#### AIM OF THE TASK:
Write out each line in which the string "object" is present.

(Items from a figure collection)
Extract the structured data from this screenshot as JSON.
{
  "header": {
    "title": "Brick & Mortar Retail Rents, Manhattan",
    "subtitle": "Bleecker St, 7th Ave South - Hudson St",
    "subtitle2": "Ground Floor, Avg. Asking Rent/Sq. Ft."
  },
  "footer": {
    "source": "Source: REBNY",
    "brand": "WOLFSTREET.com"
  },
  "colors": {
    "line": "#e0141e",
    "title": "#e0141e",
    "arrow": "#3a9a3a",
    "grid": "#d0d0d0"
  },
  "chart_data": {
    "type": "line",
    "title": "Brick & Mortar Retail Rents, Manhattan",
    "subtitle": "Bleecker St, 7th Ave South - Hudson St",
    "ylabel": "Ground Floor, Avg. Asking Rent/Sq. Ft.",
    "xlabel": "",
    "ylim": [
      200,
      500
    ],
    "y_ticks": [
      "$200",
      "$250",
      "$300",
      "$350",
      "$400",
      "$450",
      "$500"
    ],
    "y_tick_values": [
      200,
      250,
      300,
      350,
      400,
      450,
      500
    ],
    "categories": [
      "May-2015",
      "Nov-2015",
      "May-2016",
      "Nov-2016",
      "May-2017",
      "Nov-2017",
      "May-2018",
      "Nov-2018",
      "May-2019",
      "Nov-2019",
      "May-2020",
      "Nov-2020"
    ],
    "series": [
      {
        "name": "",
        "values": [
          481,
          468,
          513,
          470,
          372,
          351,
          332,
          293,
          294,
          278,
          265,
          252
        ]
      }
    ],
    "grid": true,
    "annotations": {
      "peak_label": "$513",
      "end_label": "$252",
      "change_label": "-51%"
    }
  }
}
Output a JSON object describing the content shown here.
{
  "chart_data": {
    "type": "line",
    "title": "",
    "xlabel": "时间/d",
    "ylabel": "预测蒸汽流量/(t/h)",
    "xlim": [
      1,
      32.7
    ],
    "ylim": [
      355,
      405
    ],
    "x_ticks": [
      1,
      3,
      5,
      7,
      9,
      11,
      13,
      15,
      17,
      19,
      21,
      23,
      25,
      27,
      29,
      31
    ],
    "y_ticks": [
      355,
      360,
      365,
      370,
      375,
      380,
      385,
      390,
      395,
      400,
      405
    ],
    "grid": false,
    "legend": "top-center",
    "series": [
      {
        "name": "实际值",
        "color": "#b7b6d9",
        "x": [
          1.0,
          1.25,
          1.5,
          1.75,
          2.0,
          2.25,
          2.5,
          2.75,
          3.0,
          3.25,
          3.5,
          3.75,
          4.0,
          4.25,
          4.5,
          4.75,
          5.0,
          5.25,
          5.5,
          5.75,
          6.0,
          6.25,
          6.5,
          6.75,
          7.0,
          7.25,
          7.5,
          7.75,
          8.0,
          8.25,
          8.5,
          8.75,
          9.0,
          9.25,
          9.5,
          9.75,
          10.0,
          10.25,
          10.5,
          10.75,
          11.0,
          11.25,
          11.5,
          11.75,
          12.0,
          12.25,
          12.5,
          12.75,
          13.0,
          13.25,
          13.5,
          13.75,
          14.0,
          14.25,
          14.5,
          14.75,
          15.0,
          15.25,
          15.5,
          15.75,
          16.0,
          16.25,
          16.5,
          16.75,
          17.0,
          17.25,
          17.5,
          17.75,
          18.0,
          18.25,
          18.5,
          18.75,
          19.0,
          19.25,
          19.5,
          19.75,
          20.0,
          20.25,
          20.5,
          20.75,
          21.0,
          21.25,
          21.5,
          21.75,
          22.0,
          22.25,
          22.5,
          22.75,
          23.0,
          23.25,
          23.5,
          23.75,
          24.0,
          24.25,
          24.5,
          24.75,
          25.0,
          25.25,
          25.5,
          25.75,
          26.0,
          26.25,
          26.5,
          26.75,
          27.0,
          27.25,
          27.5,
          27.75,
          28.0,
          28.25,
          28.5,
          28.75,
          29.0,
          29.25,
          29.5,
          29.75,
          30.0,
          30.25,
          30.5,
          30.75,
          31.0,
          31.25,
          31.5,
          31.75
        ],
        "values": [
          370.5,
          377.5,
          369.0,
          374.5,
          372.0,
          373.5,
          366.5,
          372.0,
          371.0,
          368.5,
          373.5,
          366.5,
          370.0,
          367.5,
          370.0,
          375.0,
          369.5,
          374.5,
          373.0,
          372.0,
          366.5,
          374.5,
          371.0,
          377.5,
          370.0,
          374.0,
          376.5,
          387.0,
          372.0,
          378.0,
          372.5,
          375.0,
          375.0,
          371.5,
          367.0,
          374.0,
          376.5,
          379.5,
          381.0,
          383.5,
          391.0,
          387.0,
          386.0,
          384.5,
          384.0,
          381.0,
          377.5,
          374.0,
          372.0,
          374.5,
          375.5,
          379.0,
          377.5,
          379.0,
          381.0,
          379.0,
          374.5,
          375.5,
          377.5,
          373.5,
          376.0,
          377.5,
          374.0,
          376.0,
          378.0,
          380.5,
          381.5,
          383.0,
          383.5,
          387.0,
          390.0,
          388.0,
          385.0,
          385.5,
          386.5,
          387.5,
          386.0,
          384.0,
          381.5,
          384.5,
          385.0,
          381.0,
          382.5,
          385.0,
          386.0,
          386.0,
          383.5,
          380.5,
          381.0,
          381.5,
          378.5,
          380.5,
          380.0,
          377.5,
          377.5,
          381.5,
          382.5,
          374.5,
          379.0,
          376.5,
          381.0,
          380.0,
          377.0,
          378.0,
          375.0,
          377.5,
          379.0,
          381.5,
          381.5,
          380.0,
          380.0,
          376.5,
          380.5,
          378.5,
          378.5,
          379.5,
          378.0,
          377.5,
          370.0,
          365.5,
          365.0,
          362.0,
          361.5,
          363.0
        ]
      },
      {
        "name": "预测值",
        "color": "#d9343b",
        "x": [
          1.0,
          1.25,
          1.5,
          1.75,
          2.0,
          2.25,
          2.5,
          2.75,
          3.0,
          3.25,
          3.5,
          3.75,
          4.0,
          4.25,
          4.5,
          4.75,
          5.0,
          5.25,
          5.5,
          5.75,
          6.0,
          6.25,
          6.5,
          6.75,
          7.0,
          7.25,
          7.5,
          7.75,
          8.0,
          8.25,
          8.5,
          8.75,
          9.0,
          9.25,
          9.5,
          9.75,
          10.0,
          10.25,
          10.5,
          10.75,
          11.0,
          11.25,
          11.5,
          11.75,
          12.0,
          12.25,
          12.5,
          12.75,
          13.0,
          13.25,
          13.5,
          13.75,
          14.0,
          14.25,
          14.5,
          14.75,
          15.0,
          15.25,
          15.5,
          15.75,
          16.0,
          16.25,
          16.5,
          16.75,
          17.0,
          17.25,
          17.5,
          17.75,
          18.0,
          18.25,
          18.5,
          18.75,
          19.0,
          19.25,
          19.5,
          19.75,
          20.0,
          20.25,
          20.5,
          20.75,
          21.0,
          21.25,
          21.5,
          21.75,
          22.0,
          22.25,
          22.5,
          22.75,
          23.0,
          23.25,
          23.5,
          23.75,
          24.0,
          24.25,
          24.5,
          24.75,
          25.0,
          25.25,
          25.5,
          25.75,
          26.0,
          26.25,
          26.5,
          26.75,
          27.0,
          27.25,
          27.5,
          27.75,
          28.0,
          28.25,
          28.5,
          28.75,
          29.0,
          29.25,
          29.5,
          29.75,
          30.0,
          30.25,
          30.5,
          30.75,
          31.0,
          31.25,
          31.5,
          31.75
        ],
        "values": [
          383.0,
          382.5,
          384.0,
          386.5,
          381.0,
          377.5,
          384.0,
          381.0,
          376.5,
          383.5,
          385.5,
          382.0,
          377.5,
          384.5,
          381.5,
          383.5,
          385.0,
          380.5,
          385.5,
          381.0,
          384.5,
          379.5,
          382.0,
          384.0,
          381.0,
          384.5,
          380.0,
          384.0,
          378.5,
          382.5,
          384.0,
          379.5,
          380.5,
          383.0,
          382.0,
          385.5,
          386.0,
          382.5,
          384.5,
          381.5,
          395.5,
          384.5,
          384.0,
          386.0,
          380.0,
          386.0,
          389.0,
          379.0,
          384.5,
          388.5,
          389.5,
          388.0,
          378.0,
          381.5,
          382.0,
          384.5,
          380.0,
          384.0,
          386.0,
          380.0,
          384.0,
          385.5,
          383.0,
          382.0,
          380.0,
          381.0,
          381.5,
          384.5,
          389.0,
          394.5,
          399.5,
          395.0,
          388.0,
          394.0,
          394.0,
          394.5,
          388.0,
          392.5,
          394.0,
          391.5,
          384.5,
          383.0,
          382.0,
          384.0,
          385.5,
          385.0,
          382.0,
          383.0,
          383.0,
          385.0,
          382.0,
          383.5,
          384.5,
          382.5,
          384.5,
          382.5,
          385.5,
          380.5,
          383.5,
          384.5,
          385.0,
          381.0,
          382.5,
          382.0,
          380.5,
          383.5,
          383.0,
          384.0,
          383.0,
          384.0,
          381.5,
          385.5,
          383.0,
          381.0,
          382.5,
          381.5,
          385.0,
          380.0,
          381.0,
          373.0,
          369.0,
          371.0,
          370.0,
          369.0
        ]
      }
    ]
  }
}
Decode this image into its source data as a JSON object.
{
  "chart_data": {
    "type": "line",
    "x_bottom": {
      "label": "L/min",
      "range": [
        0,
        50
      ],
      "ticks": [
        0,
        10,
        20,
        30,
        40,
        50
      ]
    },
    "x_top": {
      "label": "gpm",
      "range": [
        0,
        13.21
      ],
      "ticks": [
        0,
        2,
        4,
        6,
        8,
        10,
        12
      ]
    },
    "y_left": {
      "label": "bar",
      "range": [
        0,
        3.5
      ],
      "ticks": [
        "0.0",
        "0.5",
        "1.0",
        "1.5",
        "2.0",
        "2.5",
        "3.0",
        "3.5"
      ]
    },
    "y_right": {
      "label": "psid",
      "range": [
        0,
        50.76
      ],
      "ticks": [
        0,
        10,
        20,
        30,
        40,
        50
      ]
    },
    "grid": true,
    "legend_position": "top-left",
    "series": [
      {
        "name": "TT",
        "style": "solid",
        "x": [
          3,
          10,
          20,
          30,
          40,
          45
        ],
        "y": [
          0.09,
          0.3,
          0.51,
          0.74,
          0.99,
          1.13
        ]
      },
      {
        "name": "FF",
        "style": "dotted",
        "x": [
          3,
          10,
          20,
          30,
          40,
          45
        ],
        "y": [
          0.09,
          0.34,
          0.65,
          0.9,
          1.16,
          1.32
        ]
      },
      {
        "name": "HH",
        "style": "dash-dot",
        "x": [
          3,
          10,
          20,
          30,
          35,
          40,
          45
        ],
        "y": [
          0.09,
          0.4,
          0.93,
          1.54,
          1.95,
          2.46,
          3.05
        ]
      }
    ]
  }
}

#### THE RESULT:
Output a JSON object describing the content shown here.
Decode this image into its source data as a JSON object.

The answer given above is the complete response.